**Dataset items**
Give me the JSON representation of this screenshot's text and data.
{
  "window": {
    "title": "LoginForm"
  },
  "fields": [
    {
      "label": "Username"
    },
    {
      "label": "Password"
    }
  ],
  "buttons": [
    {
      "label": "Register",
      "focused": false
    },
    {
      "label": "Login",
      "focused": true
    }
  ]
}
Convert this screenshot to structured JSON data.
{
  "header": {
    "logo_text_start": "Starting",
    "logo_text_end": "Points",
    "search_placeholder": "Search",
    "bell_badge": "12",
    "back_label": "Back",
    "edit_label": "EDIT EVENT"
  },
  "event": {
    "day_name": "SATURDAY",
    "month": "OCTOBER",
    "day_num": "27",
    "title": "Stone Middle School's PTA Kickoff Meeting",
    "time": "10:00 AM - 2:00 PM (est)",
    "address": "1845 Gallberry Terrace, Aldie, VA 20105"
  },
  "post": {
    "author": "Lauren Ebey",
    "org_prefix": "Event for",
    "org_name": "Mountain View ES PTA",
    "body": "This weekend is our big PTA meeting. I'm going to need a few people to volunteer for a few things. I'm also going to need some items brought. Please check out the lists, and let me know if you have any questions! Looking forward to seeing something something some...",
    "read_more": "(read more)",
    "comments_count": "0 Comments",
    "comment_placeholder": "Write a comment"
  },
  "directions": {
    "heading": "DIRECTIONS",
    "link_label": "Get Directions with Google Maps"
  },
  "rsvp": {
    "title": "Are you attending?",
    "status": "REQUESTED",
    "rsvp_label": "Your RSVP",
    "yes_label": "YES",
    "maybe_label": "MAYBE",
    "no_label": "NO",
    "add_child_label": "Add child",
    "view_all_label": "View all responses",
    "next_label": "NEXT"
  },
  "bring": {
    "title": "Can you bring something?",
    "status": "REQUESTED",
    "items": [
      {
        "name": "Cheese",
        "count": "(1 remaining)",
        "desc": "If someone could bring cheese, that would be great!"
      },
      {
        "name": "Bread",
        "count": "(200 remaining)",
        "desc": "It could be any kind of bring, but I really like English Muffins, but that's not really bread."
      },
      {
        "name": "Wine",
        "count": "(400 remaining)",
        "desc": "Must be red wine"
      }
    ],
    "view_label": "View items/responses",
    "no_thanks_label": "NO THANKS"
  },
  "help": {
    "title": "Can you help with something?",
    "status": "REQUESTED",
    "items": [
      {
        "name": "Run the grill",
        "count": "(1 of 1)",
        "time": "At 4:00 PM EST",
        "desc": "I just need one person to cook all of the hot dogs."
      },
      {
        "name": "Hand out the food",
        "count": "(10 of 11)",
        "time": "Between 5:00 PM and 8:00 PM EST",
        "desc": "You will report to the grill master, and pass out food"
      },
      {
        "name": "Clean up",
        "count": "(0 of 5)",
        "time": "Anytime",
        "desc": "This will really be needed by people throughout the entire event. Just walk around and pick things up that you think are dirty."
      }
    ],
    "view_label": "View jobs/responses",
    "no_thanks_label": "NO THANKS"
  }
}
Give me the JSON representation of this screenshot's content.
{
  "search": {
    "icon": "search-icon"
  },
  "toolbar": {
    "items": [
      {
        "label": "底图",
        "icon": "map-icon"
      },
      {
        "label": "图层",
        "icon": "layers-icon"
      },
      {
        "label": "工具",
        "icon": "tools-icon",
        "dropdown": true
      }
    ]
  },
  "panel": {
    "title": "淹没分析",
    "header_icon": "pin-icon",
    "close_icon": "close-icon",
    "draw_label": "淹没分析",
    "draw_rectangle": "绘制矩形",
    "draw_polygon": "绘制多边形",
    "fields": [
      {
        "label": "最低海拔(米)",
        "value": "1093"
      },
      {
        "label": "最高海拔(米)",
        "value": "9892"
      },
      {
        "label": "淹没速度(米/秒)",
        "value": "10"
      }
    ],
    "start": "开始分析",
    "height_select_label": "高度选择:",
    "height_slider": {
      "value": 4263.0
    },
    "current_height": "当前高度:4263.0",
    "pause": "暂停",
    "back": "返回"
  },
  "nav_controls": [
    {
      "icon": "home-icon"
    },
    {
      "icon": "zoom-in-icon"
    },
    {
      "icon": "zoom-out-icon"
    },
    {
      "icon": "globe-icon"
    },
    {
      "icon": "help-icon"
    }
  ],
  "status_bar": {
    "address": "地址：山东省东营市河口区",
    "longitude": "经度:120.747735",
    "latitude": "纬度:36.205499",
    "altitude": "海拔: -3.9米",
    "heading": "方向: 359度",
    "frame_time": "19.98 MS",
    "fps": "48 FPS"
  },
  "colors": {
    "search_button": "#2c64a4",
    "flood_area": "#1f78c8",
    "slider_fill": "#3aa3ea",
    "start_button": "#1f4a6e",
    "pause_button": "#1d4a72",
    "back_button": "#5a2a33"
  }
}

**TASK OBJECTIVE**
Could you reproduce every record above exactly as it appears?

**RESULT FOR THIS EXERCISE**
Give me the JSON representation of this screenshot's text and data.
{
  "window": {
    "title": "LoginForm"
  },
  "fields": [
    {
      "label": "Username"
    },
    {
      "label": "Password"
    }
  ],
  "buttons": [
    {
      "label": "Register",
      "focused": false
    },
    {
      "label": "Login",
      "focused": true
    }
  ]
}
Convert this screenshot to structured JSON data.
{
  "header": {
    "logo_text_start": "Starting",
    "logo_text_end": "Points",
    "search_placeholder": "Search",
    "bell_badge": "12",
    "back_label": "Back",
    "edit_label": "EDIT EVENT"
  },
  "event": {
    "day_name": "SATURDAY",
    "month": "OCTOBER",
    "day_num": "27",
    "title": "Stone Middle School's PTA Kickoff Meeting",
    "time": "10:00 AM - 2:00 PM (est)",
    "address": "1845 Gallberry Terrace, Aldie, VA 20105"
  },
  "post": {
    "author": "Lauren Ebey",
    "org_prefix": "Event for",
    "org_name": "Mountain View ES PTA",
    "body": "This weekend is our big PTA meeting. I'm going to need a few people to volunteer for a few things. I'm also going to need some items brought. Please check out the lists, and let me know if you have any questions! Looking forward to seeing something something some...",
    "read_more": "(read more)",
    "comments_count": "0 Comments",
    "comment_placeholder": "Write a comment"
  },
  "directions": {
    "heading": "DIRECTIONS",
    "link_label": "Get Directions with Google Maps"
  },
  "rsvp": {
    "title": "Are you attending?",
    "status": "REQUESTED",
    "rsvp_label": "Your RSVP",
    "yes_label": "YES",
    "maybe_label": "MAYBE",
    "no_label": "NO",
    "add_child_label": "Add child",
    "view_all_label": "View all responses",
    "next_label": "NEXT"
  },
  "bring": {
    "title": "Can you bring something?",
    "status": "REQUESTED",
    "items": [
      {
        "name": "Cheese",
        "count": "(1 remaining)",
        "desc": "If someone could bring cheese, that would be great!"
      },
      {
        "name": "Bread",
        "count": "(200 remaining)",
        "desc": "It could be any kind of bring, but I really like English Muffins, but that's not really bread."
      },
      {
        "name": "Wine",
        "count": "(400 remaining)",
        "desc": "Must be red wine"
      }
    ],
    "view_label": "View items/responses",
    "no_thanks_label": "NO THANKS"
  },
  "help": {
    "title": "Can you help with something?",
    "status": "REQUESTED",
    "items": [
      {
        "name": "Run the grill",
        "count": "(1 of 1)",
        "time": "At 4:00 PM EST",
        "desc": "I just need one person to cook all of the hot dogs."
      },
      {
        "name": "Hand out the food",
        "count": "(10 of 11)",
        "time": "Between 5:00 PM and 8:00 PM EST",
        "desc": "You will report to the grill master, and pass out food"
      },
      {
        "name": "Clean up",
        "count": "(0 of 5)",
        "time": "Anytime",
        "desc": "This will really be needed by people throughout the entire event. Just walk around and pick things up that you think are dirty."
      }
    ],
    "view_label": "View jobs/responses",
    "no_thanks_label": "NO THANKS"
  }
}
Give me the JSON representation of this screenshot's content.
{
  "search": {
    "icon": "search-icon"
  },
  "toolbar": {
    "items": [
      {
        "label": "底图",
        "icon": "map-icon"
      },
      {
        "label": "图层",
        "icon": "layers-icon"
      },
      {
        "label": "工具",
        "icon": "tools-icon",
        "dropdown": true
      }
    ]
  },
  "panel": {
    "title": "淹没分析",
    "header_icon": "pin-icon",
    "close_icon": "close-icon",
    "draw_label": "淹没分析",
    "draw_rectangle": "绘制矩形",
    "draw_polygon": "绘制多边形",
    "fields": [
      {
        "label": "最低海拔(米)",
        "value": "1093"
      },
      {
        "label": "最高海拔(米)",
        "value": "9892"
      },
      {
        "label": "淹没速度(米/秒)",
        "value": "10"
      }
    ],
    "start": "开始分析",
    "height_select_label": "高度选择:",
    "height_slider": {
      "value": 4263.0
    },
    "current_height": "当前高度:4263.0",
    "pause": "暂停",
    "back": "返回"
  },
  "nav_controls": [
    {
      "icon": "home-icon"
    },
    {
      "icon": "zoom-in-icon"
    },
    {
      "icon": "zoom-out-icon"
    },
    {
      "icon": "globe-icon"
    },
    {
      "icon": "help-icon"
    }
  ],
  "status_bar": {
    "address": "地址：山东省东营市河口区",
    "longitude": "经度:120.747735",
    "latitude": "纬度:36.205499",
    "altitude": "海拔: -3.9米",
    "heading": "方向: 359度",
    "frame_time": "19.98 MS",
    "fps": "48 FPS"
  },
  "colors": {
    "search_button": "#2c64a4",
    "flood_area": "#1f78c8",
    "slider_fill": "#3aa3ea",
    "start_button": "#1f4a6e",
    "pause_button": "#1d4a72",
    "back_button": "#5a2a33"
  }
}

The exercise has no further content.